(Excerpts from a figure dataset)
=======

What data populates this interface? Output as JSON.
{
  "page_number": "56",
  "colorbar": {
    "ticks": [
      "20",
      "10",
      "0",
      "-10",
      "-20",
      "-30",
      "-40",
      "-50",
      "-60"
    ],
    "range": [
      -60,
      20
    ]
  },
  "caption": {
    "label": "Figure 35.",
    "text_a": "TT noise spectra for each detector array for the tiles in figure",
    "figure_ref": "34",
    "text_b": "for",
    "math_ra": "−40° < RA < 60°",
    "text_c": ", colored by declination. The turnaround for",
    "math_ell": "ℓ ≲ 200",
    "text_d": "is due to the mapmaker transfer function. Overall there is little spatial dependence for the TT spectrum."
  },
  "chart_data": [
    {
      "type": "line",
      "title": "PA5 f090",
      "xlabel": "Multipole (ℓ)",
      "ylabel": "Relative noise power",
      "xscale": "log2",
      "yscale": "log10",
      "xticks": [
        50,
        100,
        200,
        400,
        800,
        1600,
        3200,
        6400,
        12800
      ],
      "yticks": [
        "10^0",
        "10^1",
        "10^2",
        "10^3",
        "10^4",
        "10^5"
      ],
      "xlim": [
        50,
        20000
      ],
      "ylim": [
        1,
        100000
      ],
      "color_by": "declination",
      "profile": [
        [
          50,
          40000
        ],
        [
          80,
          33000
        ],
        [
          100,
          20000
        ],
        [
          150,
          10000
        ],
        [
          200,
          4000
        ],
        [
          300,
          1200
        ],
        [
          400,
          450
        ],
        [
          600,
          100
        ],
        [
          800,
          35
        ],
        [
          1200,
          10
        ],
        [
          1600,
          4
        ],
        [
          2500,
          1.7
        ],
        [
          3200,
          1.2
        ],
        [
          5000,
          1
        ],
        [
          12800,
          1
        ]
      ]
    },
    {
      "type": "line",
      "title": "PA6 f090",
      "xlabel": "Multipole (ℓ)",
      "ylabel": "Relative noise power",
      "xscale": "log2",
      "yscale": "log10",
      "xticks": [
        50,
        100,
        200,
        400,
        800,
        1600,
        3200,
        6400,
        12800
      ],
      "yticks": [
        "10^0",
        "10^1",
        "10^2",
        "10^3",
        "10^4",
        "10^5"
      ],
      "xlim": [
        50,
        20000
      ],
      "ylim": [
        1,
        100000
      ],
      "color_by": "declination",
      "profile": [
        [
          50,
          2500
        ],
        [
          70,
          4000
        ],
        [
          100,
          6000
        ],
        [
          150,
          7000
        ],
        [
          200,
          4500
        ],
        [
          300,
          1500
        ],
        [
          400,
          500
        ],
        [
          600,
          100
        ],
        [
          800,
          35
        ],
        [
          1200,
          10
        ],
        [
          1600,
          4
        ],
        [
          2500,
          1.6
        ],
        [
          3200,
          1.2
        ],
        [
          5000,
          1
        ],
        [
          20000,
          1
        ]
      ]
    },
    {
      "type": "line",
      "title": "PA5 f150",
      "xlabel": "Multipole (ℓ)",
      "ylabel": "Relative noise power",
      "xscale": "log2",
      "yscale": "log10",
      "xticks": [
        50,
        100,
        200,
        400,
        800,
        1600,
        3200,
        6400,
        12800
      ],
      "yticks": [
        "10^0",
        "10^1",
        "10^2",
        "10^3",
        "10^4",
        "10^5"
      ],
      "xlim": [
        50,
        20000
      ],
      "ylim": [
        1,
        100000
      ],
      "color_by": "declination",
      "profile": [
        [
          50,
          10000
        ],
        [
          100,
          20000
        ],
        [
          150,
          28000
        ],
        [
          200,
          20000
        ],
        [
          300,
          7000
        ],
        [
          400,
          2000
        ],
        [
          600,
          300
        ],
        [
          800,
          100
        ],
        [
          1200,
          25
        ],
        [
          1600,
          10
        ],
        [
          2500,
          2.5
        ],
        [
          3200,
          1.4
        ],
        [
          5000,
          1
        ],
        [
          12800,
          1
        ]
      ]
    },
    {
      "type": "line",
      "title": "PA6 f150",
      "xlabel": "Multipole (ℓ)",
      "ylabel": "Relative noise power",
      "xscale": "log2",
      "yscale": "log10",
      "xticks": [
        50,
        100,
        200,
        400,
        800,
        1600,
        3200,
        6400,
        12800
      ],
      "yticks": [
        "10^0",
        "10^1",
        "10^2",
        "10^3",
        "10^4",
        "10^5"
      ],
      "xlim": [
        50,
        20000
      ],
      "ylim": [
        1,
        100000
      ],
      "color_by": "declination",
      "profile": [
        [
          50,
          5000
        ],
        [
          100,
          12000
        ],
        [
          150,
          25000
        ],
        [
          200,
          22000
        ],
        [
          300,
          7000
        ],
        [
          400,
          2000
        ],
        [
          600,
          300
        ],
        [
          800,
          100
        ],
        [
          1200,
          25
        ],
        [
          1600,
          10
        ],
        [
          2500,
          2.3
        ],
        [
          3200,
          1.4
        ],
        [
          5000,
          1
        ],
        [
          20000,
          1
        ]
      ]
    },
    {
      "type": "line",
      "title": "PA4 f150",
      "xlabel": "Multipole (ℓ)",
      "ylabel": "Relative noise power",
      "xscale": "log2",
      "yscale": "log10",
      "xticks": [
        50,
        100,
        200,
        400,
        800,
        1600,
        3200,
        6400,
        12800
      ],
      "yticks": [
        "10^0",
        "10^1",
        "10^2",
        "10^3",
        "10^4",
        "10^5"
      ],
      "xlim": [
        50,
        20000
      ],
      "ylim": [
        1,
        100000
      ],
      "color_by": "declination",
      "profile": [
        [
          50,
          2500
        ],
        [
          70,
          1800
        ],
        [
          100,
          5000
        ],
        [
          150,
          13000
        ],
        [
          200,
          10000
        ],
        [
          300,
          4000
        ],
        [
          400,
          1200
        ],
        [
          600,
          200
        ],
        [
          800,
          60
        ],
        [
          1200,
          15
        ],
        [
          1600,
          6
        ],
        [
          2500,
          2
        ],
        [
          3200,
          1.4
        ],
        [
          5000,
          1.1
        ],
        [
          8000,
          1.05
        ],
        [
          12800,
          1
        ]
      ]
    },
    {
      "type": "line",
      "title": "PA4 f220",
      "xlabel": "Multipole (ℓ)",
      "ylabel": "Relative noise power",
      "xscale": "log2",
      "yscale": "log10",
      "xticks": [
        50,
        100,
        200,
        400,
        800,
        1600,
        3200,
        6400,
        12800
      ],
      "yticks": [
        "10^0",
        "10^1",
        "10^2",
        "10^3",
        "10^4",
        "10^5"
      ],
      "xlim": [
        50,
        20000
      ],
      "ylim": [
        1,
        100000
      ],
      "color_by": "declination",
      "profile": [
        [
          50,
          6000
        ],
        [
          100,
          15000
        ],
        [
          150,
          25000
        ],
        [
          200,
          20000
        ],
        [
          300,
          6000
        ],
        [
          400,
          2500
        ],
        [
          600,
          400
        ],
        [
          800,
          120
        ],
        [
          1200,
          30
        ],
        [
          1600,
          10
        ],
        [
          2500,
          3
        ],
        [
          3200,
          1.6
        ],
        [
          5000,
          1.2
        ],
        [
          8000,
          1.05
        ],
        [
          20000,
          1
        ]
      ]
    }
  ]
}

=======

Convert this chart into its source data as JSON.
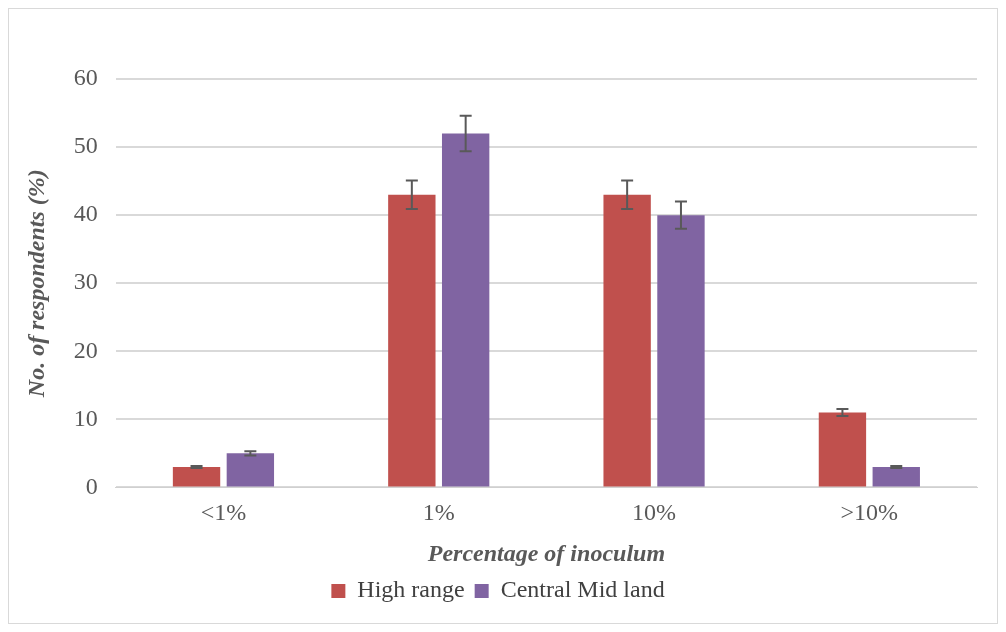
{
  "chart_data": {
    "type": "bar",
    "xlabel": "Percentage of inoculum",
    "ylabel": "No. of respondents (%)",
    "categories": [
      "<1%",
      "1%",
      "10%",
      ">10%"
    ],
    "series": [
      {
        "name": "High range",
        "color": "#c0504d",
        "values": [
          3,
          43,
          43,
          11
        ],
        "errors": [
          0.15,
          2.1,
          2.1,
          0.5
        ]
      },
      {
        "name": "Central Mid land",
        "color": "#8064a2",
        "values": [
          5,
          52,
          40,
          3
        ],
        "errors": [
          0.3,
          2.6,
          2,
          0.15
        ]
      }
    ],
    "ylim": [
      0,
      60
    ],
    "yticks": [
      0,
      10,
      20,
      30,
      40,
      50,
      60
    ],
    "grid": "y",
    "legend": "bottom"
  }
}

=======

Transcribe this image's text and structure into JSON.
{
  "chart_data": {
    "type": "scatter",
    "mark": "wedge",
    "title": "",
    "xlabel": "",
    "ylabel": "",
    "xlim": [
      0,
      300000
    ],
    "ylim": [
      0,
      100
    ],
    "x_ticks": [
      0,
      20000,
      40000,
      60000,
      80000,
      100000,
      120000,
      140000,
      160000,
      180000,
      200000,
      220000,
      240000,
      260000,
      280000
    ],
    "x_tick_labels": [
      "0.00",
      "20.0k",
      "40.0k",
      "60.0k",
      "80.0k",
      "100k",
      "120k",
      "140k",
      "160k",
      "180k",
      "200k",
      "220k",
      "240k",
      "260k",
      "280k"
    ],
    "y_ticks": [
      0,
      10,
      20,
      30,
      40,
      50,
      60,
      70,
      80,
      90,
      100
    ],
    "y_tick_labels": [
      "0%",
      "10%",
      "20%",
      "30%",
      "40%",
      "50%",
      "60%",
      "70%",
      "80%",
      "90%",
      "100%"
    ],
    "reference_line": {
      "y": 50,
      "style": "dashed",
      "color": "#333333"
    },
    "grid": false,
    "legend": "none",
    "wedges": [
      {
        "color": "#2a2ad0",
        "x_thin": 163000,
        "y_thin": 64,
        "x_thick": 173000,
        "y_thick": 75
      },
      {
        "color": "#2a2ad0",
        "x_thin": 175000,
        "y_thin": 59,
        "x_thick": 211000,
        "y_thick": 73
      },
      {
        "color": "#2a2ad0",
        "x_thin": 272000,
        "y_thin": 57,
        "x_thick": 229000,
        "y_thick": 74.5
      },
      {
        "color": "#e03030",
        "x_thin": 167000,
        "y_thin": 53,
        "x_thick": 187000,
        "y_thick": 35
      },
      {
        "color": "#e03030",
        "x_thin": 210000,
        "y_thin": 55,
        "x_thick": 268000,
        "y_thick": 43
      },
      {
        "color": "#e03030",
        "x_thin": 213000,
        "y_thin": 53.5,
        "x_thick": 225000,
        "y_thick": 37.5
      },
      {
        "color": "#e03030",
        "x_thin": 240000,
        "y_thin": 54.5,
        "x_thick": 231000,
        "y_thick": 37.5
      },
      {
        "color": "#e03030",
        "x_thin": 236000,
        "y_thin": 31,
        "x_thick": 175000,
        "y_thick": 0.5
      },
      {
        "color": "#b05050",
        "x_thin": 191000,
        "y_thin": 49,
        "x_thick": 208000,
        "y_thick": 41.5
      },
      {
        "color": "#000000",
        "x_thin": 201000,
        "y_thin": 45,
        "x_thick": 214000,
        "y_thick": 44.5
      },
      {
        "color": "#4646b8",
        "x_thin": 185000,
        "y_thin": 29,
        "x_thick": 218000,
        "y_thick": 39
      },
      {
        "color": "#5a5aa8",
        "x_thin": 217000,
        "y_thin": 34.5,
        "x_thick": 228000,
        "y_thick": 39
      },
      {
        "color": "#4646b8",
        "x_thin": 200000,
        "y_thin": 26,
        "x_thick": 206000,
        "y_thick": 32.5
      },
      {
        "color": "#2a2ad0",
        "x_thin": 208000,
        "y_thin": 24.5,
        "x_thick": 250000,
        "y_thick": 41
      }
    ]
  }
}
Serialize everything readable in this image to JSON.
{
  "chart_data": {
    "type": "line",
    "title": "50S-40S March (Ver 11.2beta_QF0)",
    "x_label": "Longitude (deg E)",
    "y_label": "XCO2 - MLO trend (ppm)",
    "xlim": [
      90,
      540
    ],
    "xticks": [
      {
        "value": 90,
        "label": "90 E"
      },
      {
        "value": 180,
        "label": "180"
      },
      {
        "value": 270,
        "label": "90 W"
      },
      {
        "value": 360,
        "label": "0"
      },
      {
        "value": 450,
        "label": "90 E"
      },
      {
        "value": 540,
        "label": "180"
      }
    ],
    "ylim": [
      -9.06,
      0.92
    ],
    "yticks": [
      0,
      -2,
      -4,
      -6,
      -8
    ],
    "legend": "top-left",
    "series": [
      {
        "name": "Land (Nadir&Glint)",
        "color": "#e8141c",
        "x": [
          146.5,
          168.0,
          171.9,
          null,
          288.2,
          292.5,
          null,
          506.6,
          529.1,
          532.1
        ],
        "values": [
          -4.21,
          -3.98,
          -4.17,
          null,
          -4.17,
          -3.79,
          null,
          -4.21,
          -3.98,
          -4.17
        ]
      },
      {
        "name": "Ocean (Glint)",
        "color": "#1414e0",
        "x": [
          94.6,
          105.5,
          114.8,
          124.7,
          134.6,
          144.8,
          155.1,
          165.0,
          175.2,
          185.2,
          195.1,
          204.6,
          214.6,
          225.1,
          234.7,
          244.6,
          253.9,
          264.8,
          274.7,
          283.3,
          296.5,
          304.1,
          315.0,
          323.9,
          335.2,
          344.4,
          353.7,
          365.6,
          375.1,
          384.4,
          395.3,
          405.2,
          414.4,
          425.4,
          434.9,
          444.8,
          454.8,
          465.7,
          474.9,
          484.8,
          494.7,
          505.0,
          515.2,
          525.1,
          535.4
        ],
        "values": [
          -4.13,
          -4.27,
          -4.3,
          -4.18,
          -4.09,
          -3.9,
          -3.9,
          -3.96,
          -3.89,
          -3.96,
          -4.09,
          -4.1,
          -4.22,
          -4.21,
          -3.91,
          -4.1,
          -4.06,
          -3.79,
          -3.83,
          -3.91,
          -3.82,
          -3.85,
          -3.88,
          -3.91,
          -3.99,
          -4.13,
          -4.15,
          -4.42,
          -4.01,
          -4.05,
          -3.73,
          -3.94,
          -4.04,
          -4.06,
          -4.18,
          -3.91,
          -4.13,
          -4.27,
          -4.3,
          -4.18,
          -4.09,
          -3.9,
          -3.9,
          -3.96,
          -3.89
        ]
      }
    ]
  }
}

=======

STATED EXERCISE -
Gather all the lines that include the word "legend" and copy them out.

CORRECT RESULT -
    "legend": "bottom"
    "legend": "none",
    "legend": "top-left",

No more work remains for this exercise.